In the text on Java class loading, print everything from "Explicit class loading includes" down to "Using, and Unloading.", word for word.

-- Start Extract to read --

For implicit class loading, the class loader used to load a class C is the class loader of the caller class, i.e., caller.getClass().getClassLoader()

class B {
  void b() {
    C c = new C();
    // c.getClass().getClassLoader() == this.getClass().getClassLoader(), if C is never loaded before
  }
}

Explicit Class Loading

Explicit class loading includes

  • ClassLoader#loadClass()/Class.forName(name, init, classLoader): using the specified class loader
  • Class.forName(name): same as implicit loading, using class loader of its caller, which is equivelant to Class.forName(name, false, caller.getClass().getClassLoader())
  • Entry class: the entry class passed to jvm is loaded by the system class loader (i.e., the AppClassLoader)

Class Lifecycle

image

Please goto Execution for a detailed and complete example.

A class is born right from the loading of the class, and dies when the class is unloaded. The overall lifecycle includes Loading (ClassLoader#loadClass(className, false)), Linking (ClassLoader#resolveClass(), i.e., Verification, Preparation, and Resolution), Initializing, Using, and Unloading.

public class Example {
  public static int a = 2;
  public static final int b = 3;
}
  • Loading: a class is loaded either implicitely or explicitely, and the loading follows the delegation model (see above sections about when/where/how to load classes, and the classloader hierarchy). In this step, the classloader finds the class, gets its binary representation (the .class file), loads the stream to the virtual machine, and creates a data structure (i.e., Class<?>) for it. ClassLoader#loadClass(className, false) is responsible for loading the classes.
  • Linking: considering each .class file is compiled without linking (all references to other classes or fields are symbolic references to the constant pool, however, we have no idea whether the symbolic references in the constant pool actually exist or not in the method area), so after the binary stream is loaded, the class is then verified, prepared, and resoluted to be linked. ClassLoader#resolveClass() is responsible for linking the classes.
    • Verification: not all classes can be loaded to the virtual machine, and verification ensures the loaded class is structually correct, well-formed, and can be loaded safely. for example, the verifier may check that the class file format is correct, that every instruction has a valid operation code, that every branch goes to a correct location.
    • Preparation: preparation allocates memories for the Class<?> in the method area, creates its static fields, and sets zero values (or developer assigned non-zero values for a contant) for them (e.g., Example#a is set to 0, however Example#b to 3 because it is a constant)
    • (Optional) Resolution: some bytecode instructions make symbolic references to other classes/interfaces/... using their binary names (e.g., Lcom/example/Example2). resolution actually links the classes, i.e., it often converts each symbolic reference to a real direct reference in the method area (it also ensures each symbolic reference actually exists, and this thereby may need to cause loading of other classes, but need not cause them to be verified or prepared)

-- End Extract to read --
-- Start Record list --

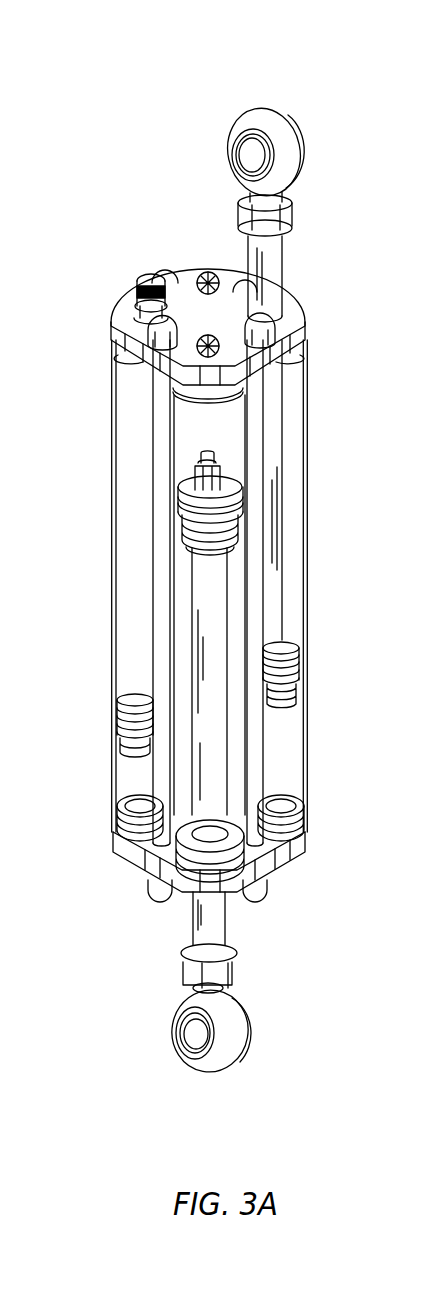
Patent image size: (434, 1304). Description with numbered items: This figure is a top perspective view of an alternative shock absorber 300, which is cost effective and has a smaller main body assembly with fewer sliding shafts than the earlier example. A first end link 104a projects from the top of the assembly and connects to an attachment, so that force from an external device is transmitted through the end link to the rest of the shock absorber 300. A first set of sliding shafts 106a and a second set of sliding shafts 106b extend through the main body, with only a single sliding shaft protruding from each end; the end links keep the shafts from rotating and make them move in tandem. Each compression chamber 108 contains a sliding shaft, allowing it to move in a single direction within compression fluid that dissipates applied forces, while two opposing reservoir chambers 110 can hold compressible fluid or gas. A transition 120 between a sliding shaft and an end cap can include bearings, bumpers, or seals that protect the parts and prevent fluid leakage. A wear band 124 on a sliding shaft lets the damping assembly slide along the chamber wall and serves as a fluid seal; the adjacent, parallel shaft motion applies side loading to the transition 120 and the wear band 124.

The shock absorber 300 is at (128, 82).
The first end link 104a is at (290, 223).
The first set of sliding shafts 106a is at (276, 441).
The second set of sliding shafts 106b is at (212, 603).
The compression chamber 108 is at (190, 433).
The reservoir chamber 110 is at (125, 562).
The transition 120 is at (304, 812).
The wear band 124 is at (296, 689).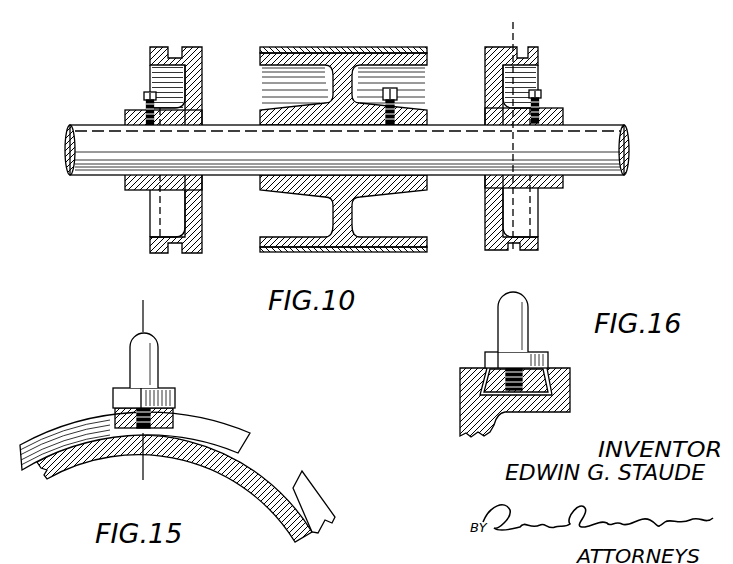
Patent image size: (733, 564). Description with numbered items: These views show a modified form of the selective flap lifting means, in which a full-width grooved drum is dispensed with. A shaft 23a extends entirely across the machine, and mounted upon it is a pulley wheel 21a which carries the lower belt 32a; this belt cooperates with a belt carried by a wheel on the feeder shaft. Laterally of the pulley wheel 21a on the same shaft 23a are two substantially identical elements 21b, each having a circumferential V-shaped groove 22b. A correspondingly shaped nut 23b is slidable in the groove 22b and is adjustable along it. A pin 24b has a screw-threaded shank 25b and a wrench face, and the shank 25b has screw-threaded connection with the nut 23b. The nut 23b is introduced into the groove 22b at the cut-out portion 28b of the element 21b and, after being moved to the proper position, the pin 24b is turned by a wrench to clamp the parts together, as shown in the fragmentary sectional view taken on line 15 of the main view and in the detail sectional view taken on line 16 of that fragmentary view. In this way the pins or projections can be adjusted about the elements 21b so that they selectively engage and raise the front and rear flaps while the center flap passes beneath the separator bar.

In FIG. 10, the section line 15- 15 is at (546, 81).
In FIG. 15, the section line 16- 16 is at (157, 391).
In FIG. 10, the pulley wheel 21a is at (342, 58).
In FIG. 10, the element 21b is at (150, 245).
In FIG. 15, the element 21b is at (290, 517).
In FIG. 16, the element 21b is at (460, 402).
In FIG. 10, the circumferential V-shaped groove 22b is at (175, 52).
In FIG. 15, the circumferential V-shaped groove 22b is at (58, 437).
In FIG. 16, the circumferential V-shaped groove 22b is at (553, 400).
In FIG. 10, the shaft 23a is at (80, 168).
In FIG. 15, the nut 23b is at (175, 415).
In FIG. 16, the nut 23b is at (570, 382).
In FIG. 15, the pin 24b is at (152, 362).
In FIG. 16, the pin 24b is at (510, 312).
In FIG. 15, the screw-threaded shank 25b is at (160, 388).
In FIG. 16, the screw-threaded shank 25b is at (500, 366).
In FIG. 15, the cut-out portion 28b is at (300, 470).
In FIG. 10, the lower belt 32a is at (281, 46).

-- End Record list --

Written solution:
Explicit class loading includes

  • ClassLoader#loadClass()/Class.forName(name, init, classLoader): using the specified class loader
  • Class.forName(name): same as implicit loading, using class loader of its caller, which is equivelant to Class.forName(name, false, caller.getClass().getClassLoader())
  • Entry class: the entry class passed to jvm is loaded by the system class loader (i.e., the AppClassLoader)

Class Lifecycle

image

Please goto Execution for a detailed and complete example.

A class is born right from the loading of the class, and dies when the class is unloaded. The overall lifecycle includes Loading (ClassLoader#loadClass(className, false)), Linking (ClassLoader#resolveClass(), i.e., Verification, Preparation, and Resolution), Initializing, Using, and Unloading.